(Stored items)
--
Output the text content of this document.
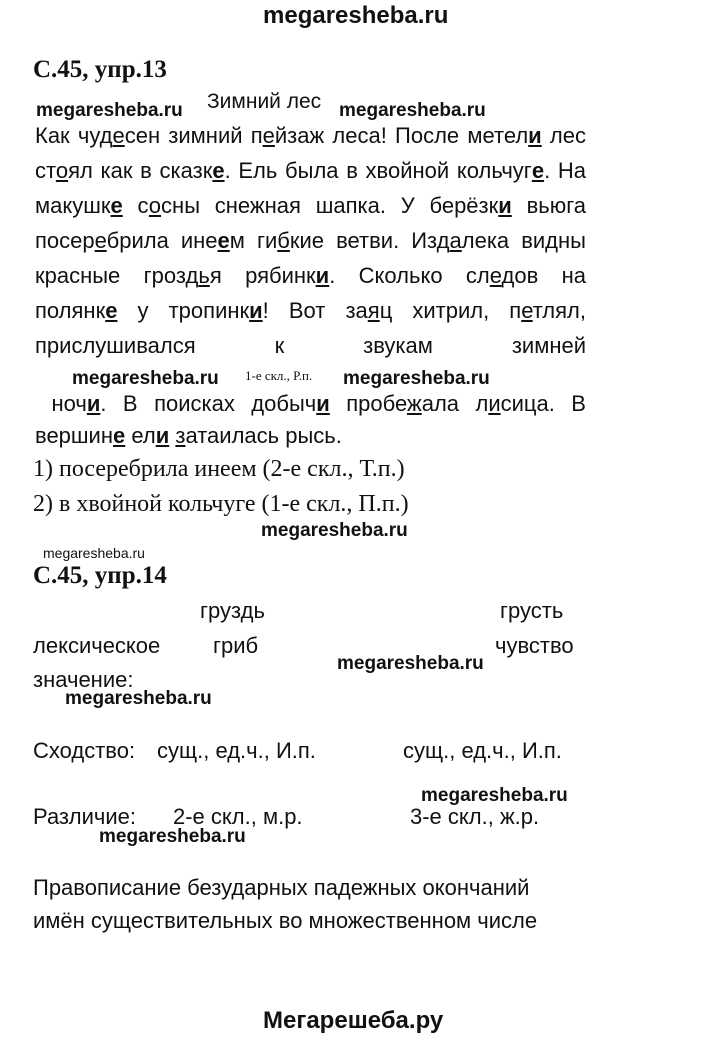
megaresheba.ru
С.45, упр.13
megaresheba.ru Зимний лес megaresheba.ru
Как чудесен зимний пейзаж леса! После метели лес стоял как в сказке. Ель была в хвойной кольчуге. На макушке сосны снежная шапка. У берёзки вьюга посеребрила инеем гибкие ветви. Издалека видны красные гроздья рябинки. Сколько следов на полянке у тропинки! Вот заяц хитрил, петлял, прислушивался к звукам зимней
megaresheba.ru 1-е скл., Р.п. megaresheba.ru
ночи. В поисках добычи пробежала лисица. В
вершине ели затаилась рысь.
1) посеребрила инеем (2-е скл., Т.п.)
2) в хвойной кольчуге (1-е скл., П.п.)
megaresheba.ru
megaresheba.ru
С.45, упр.14
груздь	грусть
лексическое гриб	чувство
megaresheba.ru
значение:
megaresheba.ru
Сходство: сущ., ед.ч., И.п.	сущ., ед.ч., И.п.
megaresheba.ru
Различие: 2-е скл., м.р.	3-е скл., ж.р.
megaresheba.ru
Правописание безударных падежных окончаний
имён существительных во множественном числе
Мегарешеба.ру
--
Copy the records above exactly, leaving out every picture.

* _COMPLETED EXERCISE_:
Output the text content of this document.
megaresheba.ru
С.45, упр.13
megaresheba.ru Зимний лес megaresheba.ru
Как чудесен зимний пейзаж леса! После метели лес стоял как в сказке. Ель была в хвойной кольчуге. На макушке сосны снежная шапка. У берёзки вьюга посеребрила инеем гибкие ветви. Издалека видны красные гроздья рябинки. Сколько следов на полянке у тропинки! Вот заяц хитрил, петлял, прислушивался к звукам зимней
megaresheba.ru 1-е скл., Р.п. megaresheba.ru
ночи. В поисках добычи пробежала лисица. В
вершине ели затаилась рысь.
1) посеребрила инеем (2-е скл., Т.п.)
2) в хвойной кольчуге (1-е скл., П.п.)
megaresheba.ru
megaresheba.ru
С.45, упр.14
груздь	грусть
лексическое гриб	чувство
megaresheba.ru
значение:
megaresheba.ru
Сходство: сущ., ед.ч., И.п.	сущ., ед.ч., И.п.
megaresheba.ru
Различие: 2-е скл., м.р.	3-е скл., ж.р.
megaresheba.ru
Правописание безударных падежных окончаний
имён существительных во множественном числе
Мегарешеба.ру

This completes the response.